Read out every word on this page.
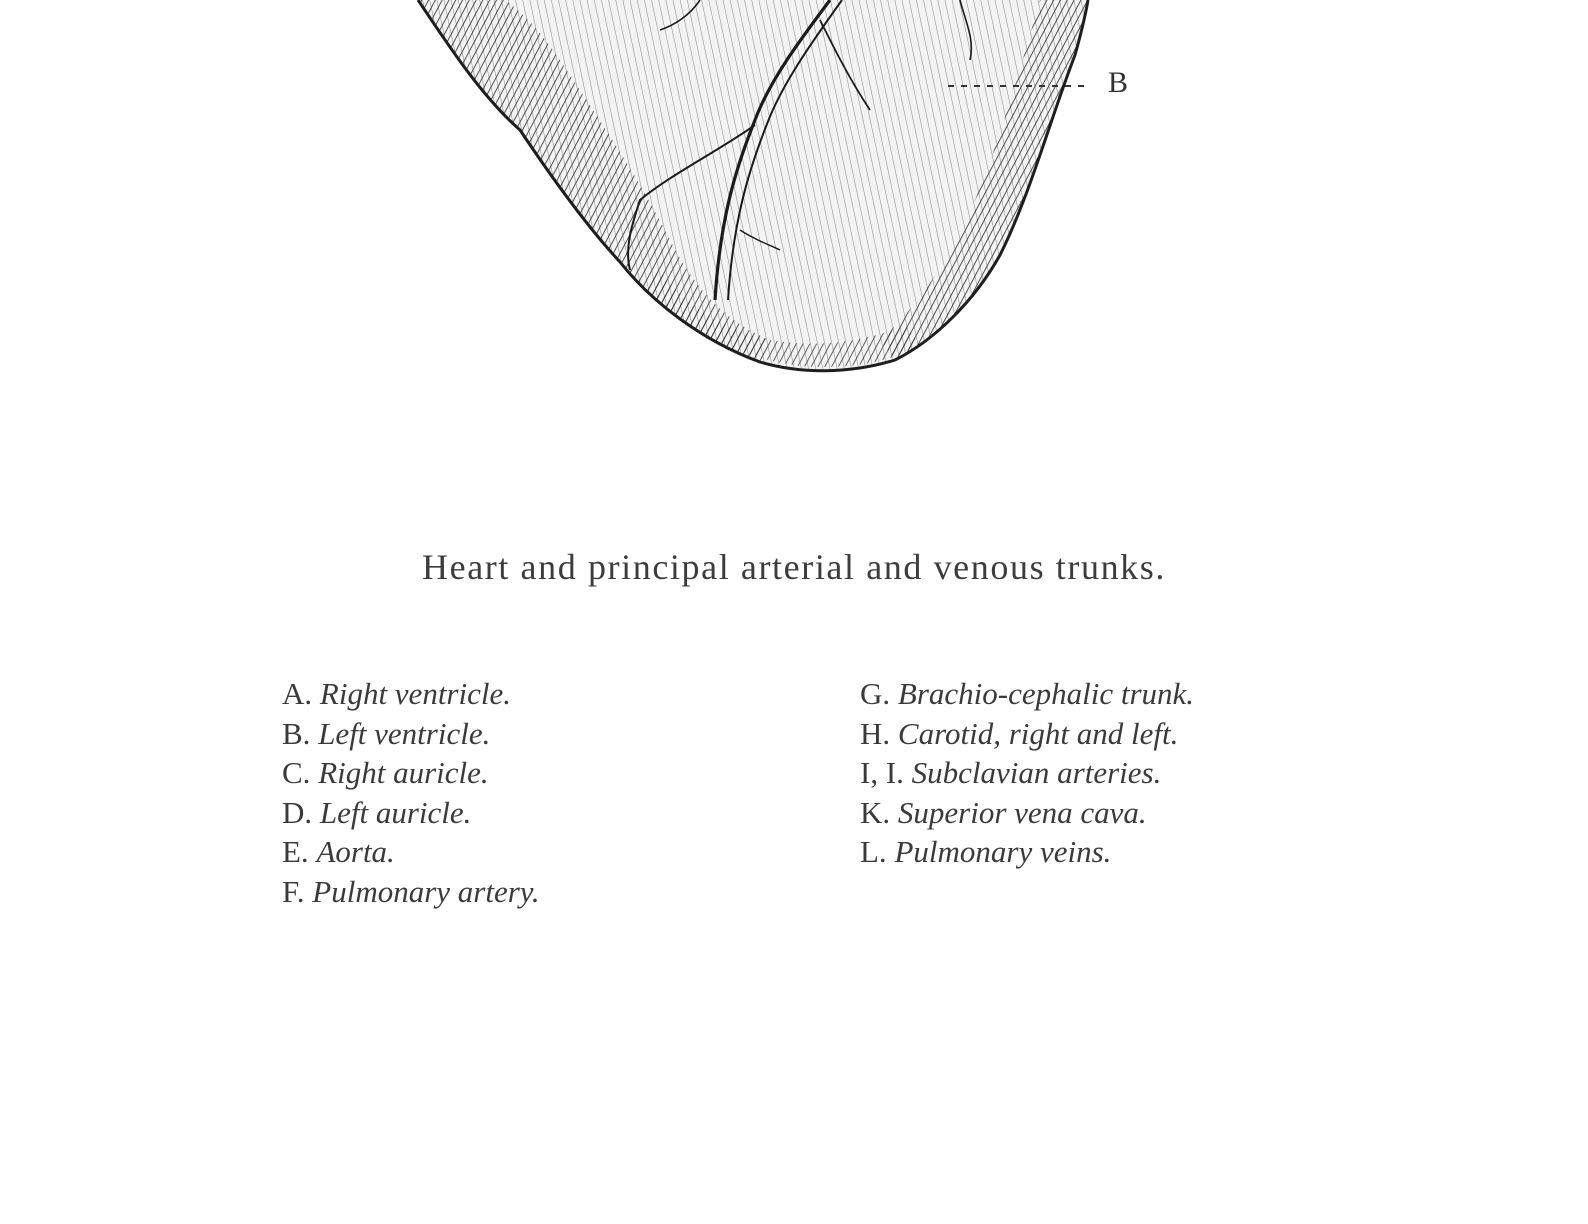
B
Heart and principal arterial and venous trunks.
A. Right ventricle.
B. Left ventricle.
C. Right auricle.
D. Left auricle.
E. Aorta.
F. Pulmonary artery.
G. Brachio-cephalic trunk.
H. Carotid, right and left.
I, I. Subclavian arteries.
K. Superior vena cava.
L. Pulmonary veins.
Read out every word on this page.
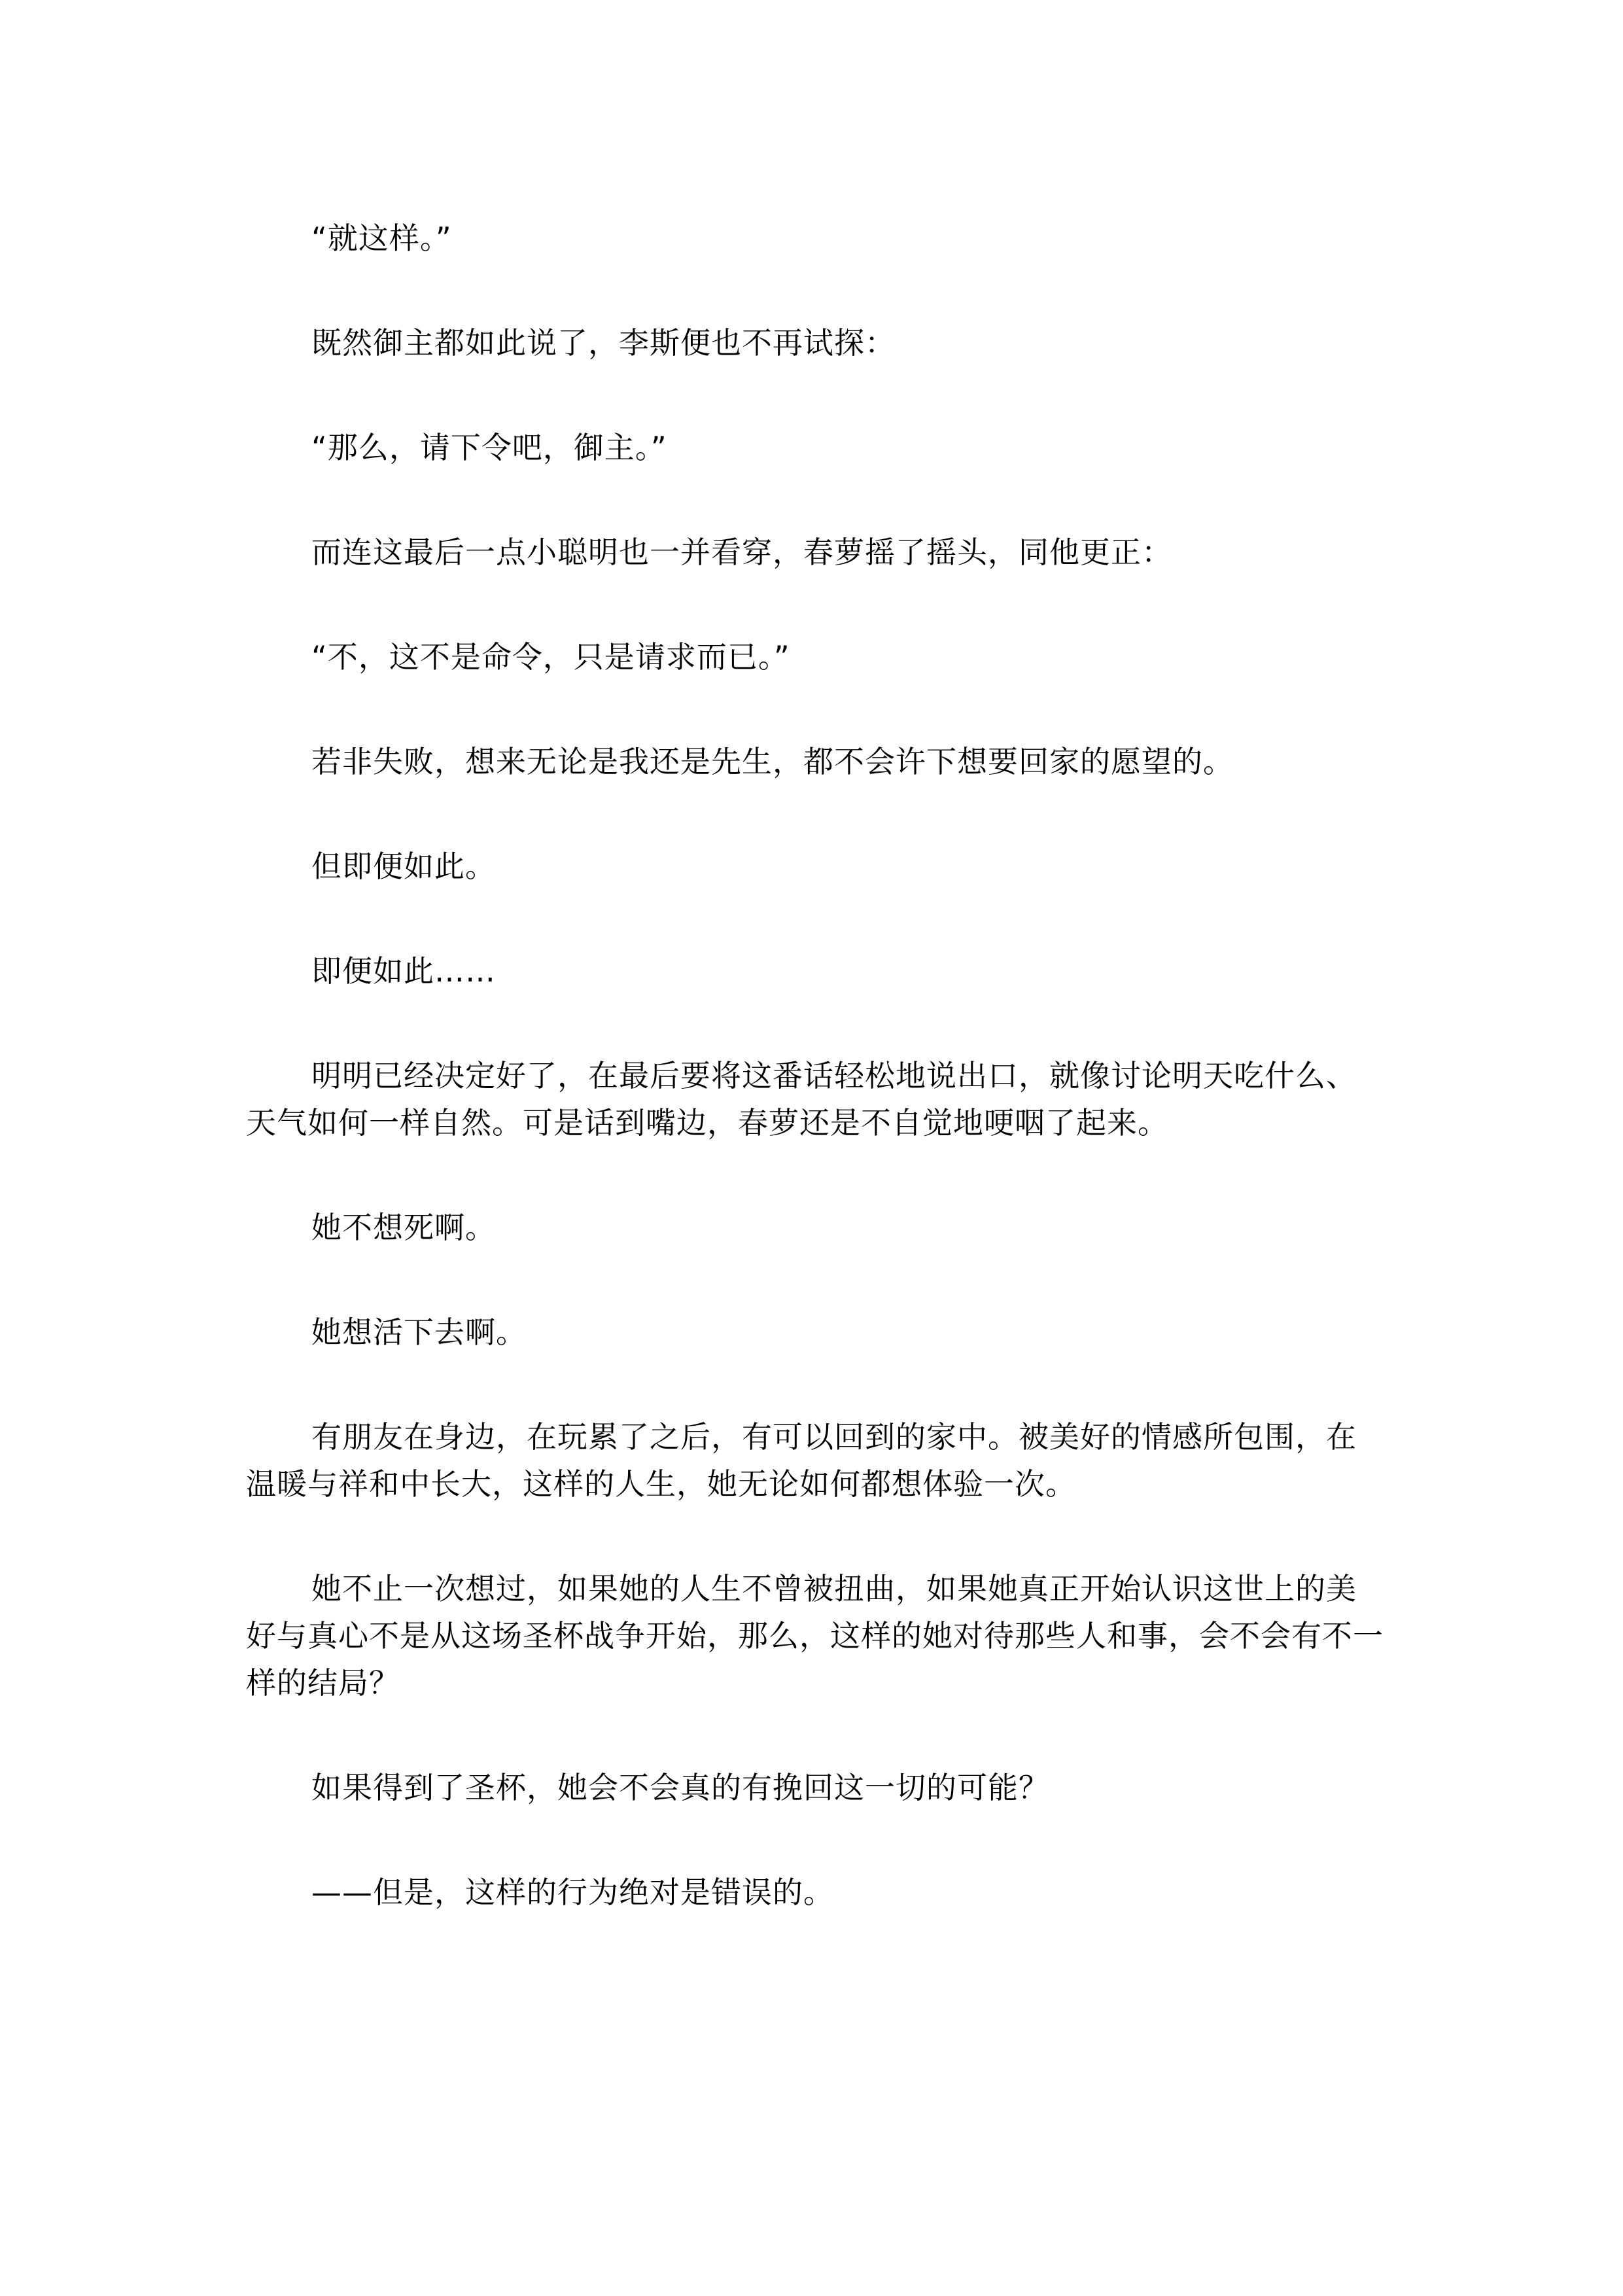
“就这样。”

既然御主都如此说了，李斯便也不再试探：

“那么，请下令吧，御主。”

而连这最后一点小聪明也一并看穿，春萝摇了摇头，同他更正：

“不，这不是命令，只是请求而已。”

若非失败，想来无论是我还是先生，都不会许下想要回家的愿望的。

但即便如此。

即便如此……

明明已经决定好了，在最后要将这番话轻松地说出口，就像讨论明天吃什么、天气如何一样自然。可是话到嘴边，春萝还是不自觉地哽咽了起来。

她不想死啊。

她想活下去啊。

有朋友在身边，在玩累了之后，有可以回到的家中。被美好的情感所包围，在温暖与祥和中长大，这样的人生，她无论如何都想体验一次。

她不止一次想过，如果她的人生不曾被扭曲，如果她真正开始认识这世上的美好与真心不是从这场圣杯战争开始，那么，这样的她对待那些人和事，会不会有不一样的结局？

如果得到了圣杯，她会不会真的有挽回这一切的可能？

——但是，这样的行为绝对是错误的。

══════════════════════════════

→ WHAT TO WORK ON:
Every record above must be given again exactly; drop the pictures.

→ TASK RESPONSE:
Read out every word on this page.
B
Heart and principal arterial and venous trunks.
A. Right ventricle.
B. Left ventricle.
C. Right auricle.
D. Left auricle.
E. Aorta.
F. Pulmonary artery.
G. Brachio-cephalic trunk.
H. Carotid, right and left.
I, I. Subclavian arteries.
K. Superior vena cava.
L. Pulmonary veins.
Read out every word on this page.
“就这样。”

既然御主都如此说了，李斯便也不再试探：

“那么，请下令吧，御主。”

而连这最后一点小聪明也一并看穿，春萝摇了摇头，同他更正：

“不，这不是命令，只是请求而已。”

若非失败，想来无论是我还是先生，都不会许下想要回家的愿望的。

但即便如此。

即便如此……

明明已经决定好了，在最后要将这番话轻松地说出口，就像讨论明天吃什么、天气如何一样自然。可是话到嘴边，春萝还是不自觉地哽咽了起来。

她不想死啊。

她想活下去啊。

有朋友在身边，在玩累了之后，有可以回到的家中。被美好的情感所包围，在温暖与祥和中长大，这样的人生，她无论如何都想体验一次。

她不止一次想过，如果她的人生不曾被扭曲，如果她真正开始认识这世上的美好与真心不是从这场圣杯战争开始，那么，这样的她对待那些人和事，会不会有不一样的结局？

如果得到了圣杯，她会不会真的有挽回这一切的可能？

——但是，这样的行为绝对是错误的。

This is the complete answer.